* DATA LINES *
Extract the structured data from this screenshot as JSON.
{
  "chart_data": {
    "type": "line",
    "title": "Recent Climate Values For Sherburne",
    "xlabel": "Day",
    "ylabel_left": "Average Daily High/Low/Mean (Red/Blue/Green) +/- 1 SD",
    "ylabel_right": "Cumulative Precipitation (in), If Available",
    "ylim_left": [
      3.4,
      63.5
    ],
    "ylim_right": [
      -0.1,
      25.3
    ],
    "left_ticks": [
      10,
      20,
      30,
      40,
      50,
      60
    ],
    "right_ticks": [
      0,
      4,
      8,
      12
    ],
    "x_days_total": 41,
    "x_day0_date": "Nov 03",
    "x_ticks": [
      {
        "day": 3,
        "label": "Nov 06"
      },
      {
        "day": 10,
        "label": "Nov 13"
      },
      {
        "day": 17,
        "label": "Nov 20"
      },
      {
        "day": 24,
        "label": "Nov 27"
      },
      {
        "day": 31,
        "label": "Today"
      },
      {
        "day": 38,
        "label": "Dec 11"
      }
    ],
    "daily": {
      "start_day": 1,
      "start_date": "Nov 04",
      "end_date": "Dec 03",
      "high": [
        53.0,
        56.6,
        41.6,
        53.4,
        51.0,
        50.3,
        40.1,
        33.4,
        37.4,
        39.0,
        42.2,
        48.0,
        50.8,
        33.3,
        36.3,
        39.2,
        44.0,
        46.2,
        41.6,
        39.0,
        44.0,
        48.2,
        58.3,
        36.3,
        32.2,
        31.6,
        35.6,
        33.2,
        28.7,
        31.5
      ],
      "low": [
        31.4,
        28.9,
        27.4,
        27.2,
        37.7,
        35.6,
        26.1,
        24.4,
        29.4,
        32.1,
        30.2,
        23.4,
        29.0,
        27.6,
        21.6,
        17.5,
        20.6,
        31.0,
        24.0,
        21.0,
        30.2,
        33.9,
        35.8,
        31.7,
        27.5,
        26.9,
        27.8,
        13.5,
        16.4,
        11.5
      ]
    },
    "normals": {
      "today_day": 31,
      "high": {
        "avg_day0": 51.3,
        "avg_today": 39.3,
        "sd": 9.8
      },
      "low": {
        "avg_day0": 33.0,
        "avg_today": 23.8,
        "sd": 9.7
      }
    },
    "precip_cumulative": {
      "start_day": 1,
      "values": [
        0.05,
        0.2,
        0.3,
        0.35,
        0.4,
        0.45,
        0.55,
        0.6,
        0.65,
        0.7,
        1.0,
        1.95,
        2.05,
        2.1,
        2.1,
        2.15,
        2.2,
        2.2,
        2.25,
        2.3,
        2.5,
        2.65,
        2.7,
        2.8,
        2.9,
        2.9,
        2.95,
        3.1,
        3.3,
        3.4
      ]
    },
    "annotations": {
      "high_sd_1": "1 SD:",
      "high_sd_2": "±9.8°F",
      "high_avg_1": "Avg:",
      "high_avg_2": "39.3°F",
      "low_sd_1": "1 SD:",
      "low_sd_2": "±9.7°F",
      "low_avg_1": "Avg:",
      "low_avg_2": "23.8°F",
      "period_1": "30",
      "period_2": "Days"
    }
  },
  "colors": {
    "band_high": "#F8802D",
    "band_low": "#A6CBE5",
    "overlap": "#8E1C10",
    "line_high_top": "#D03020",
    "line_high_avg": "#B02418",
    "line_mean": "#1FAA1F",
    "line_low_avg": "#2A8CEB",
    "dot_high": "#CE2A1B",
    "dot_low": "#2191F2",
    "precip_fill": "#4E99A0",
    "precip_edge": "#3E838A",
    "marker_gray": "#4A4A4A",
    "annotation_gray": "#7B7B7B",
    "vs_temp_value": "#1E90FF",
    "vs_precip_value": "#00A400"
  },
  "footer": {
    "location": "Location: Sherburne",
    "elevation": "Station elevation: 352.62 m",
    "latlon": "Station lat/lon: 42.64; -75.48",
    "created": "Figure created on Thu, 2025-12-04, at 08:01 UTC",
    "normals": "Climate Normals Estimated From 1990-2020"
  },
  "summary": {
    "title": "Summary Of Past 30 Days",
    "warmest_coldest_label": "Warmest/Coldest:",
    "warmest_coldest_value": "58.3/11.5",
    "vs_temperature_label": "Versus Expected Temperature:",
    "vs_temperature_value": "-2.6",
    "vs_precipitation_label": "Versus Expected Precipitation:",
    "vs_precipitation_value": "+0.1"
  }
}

* GIVEN REQUEST *
Each line of the listing above should be output exactly.

* THE REPLY *
Extract the structured data from this screenshot as JSON.
{
  "chart_data": {
    "type": "line",
    "title": "Recent Climate Values For Sherburne",
    "xlabel": "Day",
    "ylabel_left": "Average Daily High/Low/Mean (Red/Blue/Green) +/- 1 SD",
    "ylabel_right": "Cumulative Precipitation (in), If Available",
    "ylim_left": [
      3.4,
      63.5
    ],
    "ylim_right": [
      -0.1,
      25.3
    ],
    "left_ticks": [
      10,
      20,
      30,
      40,
      50,
      60
    ],
    "right_ticks": [
      0,
      4,
      8,
      12
    ],
    "x_days_total": 41,
    "x_day0_date": "Nov 03",
    "x_ticks": [
      {
        "day": 3,
        "label": "Nov 06"
      },
      {
        "day": 10,
        "label": "Nov 13"
      },
      {
        "day": 17,
        "label": "Nov 20"
      },
      {
        "day": 24,
        "label": "Nov 27"
      },
      {
        "day": 31,
        "label": "Today"
      },
      {
        "day": 38,
        "label": "Dec 11"
      }
    ],
    "daily": {
      "start_day": 1,
      "start_date": "Nov 04",
      "end_date": "Dec 03",
      "high": [
        53.0,
        56.6,
        41.6,
        53.4,
        51.0,
        50.3,
        40.1,
        33.4,
        37.4,
        39.0,
        42.2,
        48.0,
        50.8,
        33.3,
        36.3,
        39.2,
        44.0,
        46.2,
        41.6,
        39.0,
        44.0,
        48.2,
        58.3,
        36.3,
        32.2,
        31.6,
        35.6,
        33.2,
        28.7,
        31.5
      ],
      "low": [
        31.4,
        28.9,
        27.4,
        27.2,
        37.7,
        35.6,
        26.1,
        24.4,
        29.4,
        32.1,
        30.2,
        23.4,
        29.0,
        27.6,
        21.6,
        17.5,
        20.6,
        31.0,
        24.0,
        21.0,
        30.2,
        33.9,
        35.8,
        31.7,
        27.5,
        26.9,
        27.8,
        13.5,
        16.4,
        11.5
      ]
    },
    "normals": {
      "today_day": 31,
      "high": {
        "avg_day0": 51.3,
        "avg_today": 39.3,
        "sd": 9.8
      },
      "low": {
        "avg_day0": 33.0,
        "avg_today": 23.8,
        "sd": 9.7
      }
    },
    "precip_cumulative": {
      "start_day": 1,
      "values": [
        0.05,
        0.2,
        0.3,
        0.35,
        0.4,
        0.45,
        0.55,
        0.6,
        0.65,
        0.7,
        1.0,
        1.95,
        2.05,
        2.1,
        2.1,
        2.15,
        2.2,
        2.2,
        2.25,
        2.3,
        2.5,
        2.65,
        2.7,
        2.8,
        2.9,
        2.9,
        2.95,
        3.1,
        3.3,
        3.4
      ]
    },
    "annotations": {
      "high_sd_1": "1 SD:",
      "high_sd_2": "±9.8°F",
      "high_avg_1": "Avg:",
      "high_avg_2": "39.3°F",
      "low_sd_1": "1 SD:",
      "low_sd_2": "±9.7°F",
      "low_avg_1": "Avg:",
      "low_avg_2": "23.8°F",
      "period_1": "30",
      "period_2": "Days"
    }
  },
  "colors": {
    "band_high": "#F8802D",
    "band_low": "#A6CBE5",
    "overlap": "#8E1C10",
    "line_high_top": "#D03020",
    "line_high_avg": "#B02418",
    "line_mean": "#1FAA1F",
    "line_low_avg": "#2A8CEB",
    "dot_high": "#CE2A1B",
    "dot_low": "#2191F2",
    "precip_fill": "#4E99A0",
    "precip_edge": "#3E838A",
    "marker_gray": "#4A4A4A",
    "annotation_gray": "#7B7B7B",
    "vs_temp_value": "#1E90FF",
    "vs_precip_value": "#00A400"
  },
  "footer": {
    "location": "Location: Sherburne",
    "elevation": "Station elevation: 352.62 m",
    "latlon": "Station lat/lon: 42.64; -75.48",
    "created": "Figure created on Thu, 2025-12-04, at 08:01 UTC",
    "normals": "Climate Normals Estimated From 1990-2020"
  },
  "summary": {
    "title": "Summary Of Past 30 Days",
    "warmest_coldest_label": "Warmest/Coldest:",
    "warmest_coldest_value": "58.3/11.5",
    "vs_temperature_label": "Versus Expected Temperature:",
    "vs_temperature_value": "-2.6",
    "vs_precipitation_label": "Versus Expected Precipitation:",
    "vs_precipitation_value": "+0.1"
  }
}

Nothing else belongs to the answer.